Please reproduce every record, keeping each one exactly as written.

-- start of DATA TO USE --

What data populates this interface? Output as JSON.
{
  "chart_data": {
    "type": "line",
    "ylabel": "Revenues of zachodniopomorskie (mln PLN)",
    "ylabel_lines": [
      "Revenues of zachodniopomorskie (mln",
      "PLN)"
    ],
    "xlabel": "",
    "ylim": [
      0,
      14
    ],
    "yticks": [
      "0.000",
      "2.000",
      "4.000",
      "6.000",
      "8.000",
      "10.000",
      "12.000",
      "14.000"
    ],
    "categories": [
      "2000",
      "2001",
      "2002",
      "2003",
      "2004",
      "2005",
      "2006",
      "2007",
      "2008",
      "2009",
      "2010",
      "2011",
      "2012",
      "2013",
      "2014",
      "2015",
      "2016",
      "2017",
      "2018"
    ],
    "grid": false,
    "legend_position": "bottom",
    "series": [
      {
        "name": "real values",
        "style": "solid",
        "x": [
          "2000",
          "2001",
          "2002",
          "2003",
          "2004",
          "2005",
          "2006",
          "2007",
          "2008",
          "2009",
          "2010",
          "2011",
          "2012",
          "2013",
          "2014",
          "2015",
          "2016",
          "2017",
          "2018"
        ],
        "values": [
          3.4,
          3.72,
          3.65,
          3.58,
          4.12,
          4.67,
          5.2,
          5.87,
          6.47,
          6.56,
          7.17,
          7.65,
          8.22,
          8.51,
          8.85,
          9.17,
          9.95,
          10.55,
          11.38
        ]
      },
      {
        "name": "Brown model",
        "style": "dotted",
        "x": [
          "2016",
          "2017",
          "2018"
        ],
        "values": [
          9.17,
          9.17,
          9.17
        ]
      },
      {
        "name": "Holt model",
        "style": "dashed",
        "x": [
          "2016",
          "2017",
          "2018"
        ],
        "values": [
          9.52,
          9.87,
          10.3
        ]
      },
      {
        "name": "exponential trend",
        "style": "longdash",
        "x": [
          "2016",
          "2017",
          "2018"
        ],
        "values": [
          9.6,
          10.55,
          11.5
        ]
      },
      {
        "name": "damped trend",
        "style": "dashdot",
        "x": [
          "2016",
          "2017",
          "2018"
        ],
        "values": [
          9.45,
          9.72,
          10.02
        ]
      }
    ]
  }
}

-- end of DATA TO USE --

## [EXERCISE OUTPUT]
What data populates this interface? Output as JSON.
{
  "chart_data": {
    "type": "line",
    "ylabel": "Revenues of zachodniopomorskie (mln PLN)",
    "ylabel_lines": [
      "Revenues of zachodniopomorskie (mln",
      "PLN)"
    ],
    "xlabel": "",
    "ylim": [
      0,
      14
    ],
    "yticks": [
      "0.000",
      "2.000",
      "4.000",
      "6.000",
      "8.000",
      "10.000",
      "12.000",
      "14.000"
    ],
    "categories": [
      "2000",
      "2001",
      "2002",
      "2003",
      "2004",
      "2005",
      "2006",
      "2007",
      "2008",
      "2009",
      "2010",
      "2011",
      "2012",
      "2013",
      "2014",
      "2015",
      "2016",
      "2017",
      "2018"
    ],
    "grid": false,
    "legend_position": "bottom",
    "series": [
      {
        "name": "real values",
        "style": "solid",
        "x": [
          "2000",
          "2001",
          "2002",
          "2003",
          "2004",
          "2005",
          "2006",
          "2007",
          "2008",
          "2009",
          "2010",
          "2011",
          "2012",
          "2013",
          "2014",
          "2015",
          "2016",
          "2017",
          "2018"
        ],
        "values": [
          3.4,
          3.72,
          3.65,
          3.58,
          4.12,
          4.67,
          5.2,
          5.87,
          6.47,
          6.56,
          7.17,
          7.65,
          8.22,
          8.51,
          8.85,
          9.17,
          9.95,
          10.55,
          11.38
        ]
      },
      {
        "name": "Brown model",
        "style": "dotted",
        "x": [
          "2016",
          "2017",
          "2018"
        ],
        "values": [
          9.17,
          9.17,
          9.17
        ]
      },
      {
        "name": "Holt model",
        "style": "dashed",
        "x": [
          "2016",
          "2017",
          "2018"
        ],
        "values": [
          9.52,
          9.87,
          10.3
        ]
      },
      {
        "name": "exponential trend",
        "style": "longdash",
        "x": [
          "2016",
          "2017",
          "2018"
        ],
        "values": [
          9.6,
          10.55,
          11.5
        ]
      },
      {
        "name": "damped trend",
        "style": "dashdot",
        "x": [
          "2016",
          "2017",
          "2018"
        ],
        "values": [
          9.45,
          9.72,
          10.02
        ]
      }
    ]
  }
}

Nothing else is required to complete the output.